### Aim of the exercise
Produce the listing below again, exactly as shown.

### Material for this exercise
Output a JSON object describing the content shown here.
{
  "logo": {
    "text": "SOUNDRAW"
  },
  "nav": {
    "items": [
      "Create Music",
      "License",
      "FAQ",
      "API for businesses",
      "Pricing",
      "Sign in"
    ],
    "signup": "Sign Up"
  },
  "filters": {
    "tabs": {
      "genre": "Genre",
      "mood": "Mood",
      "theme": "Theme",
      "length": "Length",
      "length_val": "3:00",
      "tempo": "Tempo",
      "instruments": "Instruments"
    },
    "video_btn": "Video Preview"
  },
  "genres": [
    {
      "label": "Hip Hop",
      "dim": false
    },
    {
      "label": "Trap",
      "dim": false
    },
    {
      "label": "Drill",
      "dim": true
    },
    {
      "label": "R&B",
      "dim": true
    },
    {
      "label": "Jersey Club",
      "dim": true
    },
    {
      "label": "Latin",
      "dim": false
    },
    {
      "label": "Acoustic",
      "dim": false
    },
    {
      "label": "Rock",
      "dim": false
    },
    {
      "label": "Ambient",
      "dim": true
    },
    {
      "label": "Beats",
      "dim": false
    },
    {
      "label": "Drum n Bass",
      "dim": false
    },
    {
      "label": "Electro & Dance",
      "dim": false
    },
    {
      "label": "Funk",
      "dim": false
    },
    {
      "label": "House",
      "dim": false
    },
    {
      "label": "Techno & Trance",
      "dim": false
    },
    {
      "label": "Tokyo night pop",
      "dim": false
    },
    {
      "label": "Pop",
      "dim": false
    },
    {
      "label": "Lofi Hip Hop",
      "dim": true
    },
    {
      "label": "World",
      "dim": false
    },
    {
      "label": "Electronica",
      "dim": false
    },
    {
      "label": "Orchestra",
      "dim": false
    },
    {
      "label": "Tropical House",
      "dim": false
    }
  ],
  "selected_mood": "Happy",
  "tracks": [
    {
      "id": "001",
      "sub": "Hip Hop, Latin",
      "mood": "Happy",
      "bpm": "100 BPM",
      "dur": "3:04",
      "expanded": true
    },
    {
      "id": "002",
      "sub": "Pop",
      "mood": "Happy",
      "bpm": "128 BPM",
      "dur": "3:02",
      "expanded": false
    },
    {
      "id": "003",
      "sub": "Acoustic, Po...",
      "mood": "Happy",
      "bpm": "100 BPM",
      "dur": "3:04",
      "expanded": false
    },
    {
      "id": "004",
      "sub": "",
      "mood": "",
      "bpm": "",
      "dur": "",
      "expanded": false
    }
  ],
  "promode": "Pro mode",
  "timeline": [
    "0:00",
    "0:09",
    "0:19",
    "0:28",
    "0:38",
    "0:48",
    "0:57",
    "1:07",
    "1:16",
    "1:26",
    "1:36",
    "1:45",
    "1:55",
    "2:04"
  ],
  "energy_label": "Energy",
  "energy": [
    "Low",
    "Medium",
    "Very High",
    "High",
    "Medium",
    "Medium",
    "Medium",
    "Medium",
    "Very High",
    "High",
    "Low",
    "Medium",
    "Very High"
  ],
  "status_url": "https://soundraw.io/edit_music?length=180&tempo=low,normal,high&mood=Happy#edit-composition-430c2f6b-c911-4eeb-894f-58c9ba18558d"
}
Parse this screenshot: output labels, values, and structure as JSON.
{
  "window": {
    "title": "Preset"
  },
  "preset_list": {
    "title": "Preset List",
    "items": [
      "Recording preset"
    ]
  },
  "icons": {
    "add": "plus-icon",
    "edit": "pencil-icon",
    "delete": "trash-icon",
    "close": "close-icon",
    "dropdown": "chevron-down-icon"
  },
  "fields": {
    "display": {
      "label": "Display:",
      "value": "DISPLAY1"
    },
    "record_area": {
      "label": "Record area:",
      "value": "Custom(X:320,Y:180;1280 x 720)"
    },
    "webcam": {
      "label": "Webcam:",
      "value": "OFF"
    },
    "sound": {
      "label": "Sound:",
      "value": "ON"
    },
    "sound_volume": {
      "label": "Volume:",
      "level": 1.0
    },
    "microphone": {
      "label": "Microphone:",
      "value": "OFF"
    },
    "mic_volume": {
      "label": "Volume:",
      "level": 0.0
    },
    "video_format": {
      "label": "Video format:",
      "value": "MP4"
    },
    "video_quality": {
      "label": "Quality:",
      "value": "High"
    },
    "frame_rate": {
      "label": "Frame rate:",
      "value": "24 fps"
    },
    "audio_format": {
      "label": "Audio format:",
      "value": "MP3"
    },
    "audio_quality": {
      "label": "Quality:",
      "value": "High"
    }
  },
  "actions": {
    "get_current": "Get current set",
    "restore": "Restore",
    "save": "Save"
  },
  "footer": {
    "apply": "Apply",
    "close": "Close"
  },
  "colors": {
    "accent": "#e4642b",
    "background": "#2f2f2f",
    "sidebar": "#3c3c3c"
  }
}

### Result of this task
Output a JSON object describing the content shown here.
{
  "logo": {
    "text": "SOUNDRAW"
  },
  "nav": {
    "items": [
      "Create Music",
      "License",
      "FAQ",
      "API for businesses",
      "Pricing",
      "Sign in"
    ],
    "signup": "Sign Up"
  },
  "filters": {
    "tabs": {
      "genre": "Genre",
      "mood": "Mood",
      "theme": "Theme",
      "length": "Length",
      "length_val": "3:00",
      "tempo": "Tempo",
      "instruments": "Instruments"
    },
    "video_btn": "Video Preview"
  },
  "genres": [
    {
      "label": "Hip Hop",
      "dim": false
    },
    {
      "label": "Trap",
      "dim": false
    },
    {
      "label": "Drill",
      "dim": true
    },
    {
      "label": "R&B",
      "dim": true
    },
    {
      "label": "Jersey Club",
      "dim": true
    },
    {
      "label": "Latin",
      "dim": false
    },
    {
      "label": "Acoustic",
      "dim": false
    },
    {
      "label": "Rock",
      "dim": false
    },
    {
      "label": "Ambient",
      "dim": true
    },
    {
      "label": "Beats",
      "dim": false
    },
    {
      "label": "Drum n Bass",
      "dim": false
    },
    {
      "label": "Electro & Dance",
      "dim": false
    },
    {
      "label": "Funk",
      "dim": false
    },
    {
      "label": "House",
      "dim": false
    },
    {
      "label": "Techno & Trance",
      "dim": false
    },
    {
      "label": "Tokyo night pop",
      "dim": false
    },
    {
      "label": "Pop",
      "dim": false
    },
    {
      "label": "Lofi Hip Hop",
      "dim": true
    },
    {
      "label": "World",
      "dim": false
    },
    {
      "label": "Electronica",
      "dim": false
    },
    {
      "label": "Orchestra",
      "dim": false
    },
    {
      "label": "Tropical House",
      "dim": false
    }
  ],
  "selected_mood": "Happy",
  "tracks": [
    {
      "id": "001",
      "sub": "Hip Hop, Latin",
      "mood": "Happy",
      "bpm": "100 BPM",
      "dur": "3:04",
      "expanded": true
    },
    {
      "id": "002",
      "sub": "Pop",
      "mood": "Happy",
      "bpm": "128 BPM",
      "dur": "3:02",
      "expanded": false
    },
    {
      "id": "003",
      "sub": "Acoustic, Po...",
      "mood": "Happy",
      "bpm": "100 BPM",
      "dur": "3:04",
      "expanded": false
    },
    {
      "id": "004",
      "sub": "",
      "mood": "",
      "bpm": "",
      "dur": "",
      "expanded": false
    }
  ],
  "promode": "Pro mode",
  "timeline": [
    "0:00",
    "0:09",
    "0:19",
    "0:28",
    "0:38",
    "0:48",
    "0:57",
    "1:07",
    "1:16",
    "1:26",
    "1:36",
    "1:45",
    "1:55",
    "2:04"
  ],
  "energy_label": "Energy",
  "energy": [
    "Low",
    "Medium",
    "Very High",
    "High",
    "Medium",
    "Medium",
    "Medium",
    "Medium",
    "Very High",
    "High",
    "Low",
    "Medium",
    "Very High"
  ],
  "status_url": "https://soundraw.io/edit_music?length=180&tempo=low,normal,high&mood=Happy#edit-composition-430c2f6b-c911-4eeb-894f-58c9ba18558d"
}
Parse this screenshot: output labels, values, and structure as JSON.
{
  "window": {
    "title": "Preset"
  },
  "preset_list": {
    "title": "Preset List",
    "items": [
      "Recording preset"
    ]
  },
  "icons": {
    "add": "plus-icon",
    "edit": "pencil-icon",
    "delete": "trash-icon",
    "close": "close-icon",
    "dropdown": "chevron-down-icon"
  },
  "fields": {
    "display": {
      "label": "Display:",
      "value": "DISPLAY1"
    },
    "record_area": {
      "label": "Record area:",
      "value": "Custom(X:320,Y:180;1280 x 720)"
    },
    "webcam": {
      "label": "Webcam:",
      "value": "OFF"
    },
    "sound": {
      "label": "Sound:",
      "value": "ON"
    },
    "sound_volume": {
      "label": "Volume:",
      "level": 1.0
    },
    "microphone": {
      "label": "Microphone:",
      "value": "OFF"
    },
    "mic_volume": {
      "label": "Volume:",
      "level": 0.0
    },
    "video_format": {
      "label": "Video format:",
      "value": "MP4"
    },
    "video_quality": {
      "label": "Quality:",
      "value": "High"
    },
    "frame_rate": {
      "label": "Frame rate:",
      "value": "24 fps"
    },
    "audio_format": {
      "label": "Audio format:",
      "value": "MP3"
    },
    "audio_quality": {
      "label": "Quality:",
      "value": "High"
    }
  },
  "actions": {
    "get_current": "Get current set",
    "restore": "Restore",
    "save": "Save"
  },
  "footer": {
    "apply": "Apply",
    "close": "Close"
  },
  "colors": {
    "accent": "#e4642b",
    "background": "#2f2f2f",
    "sidebar": "#3c3c3c"
  }
}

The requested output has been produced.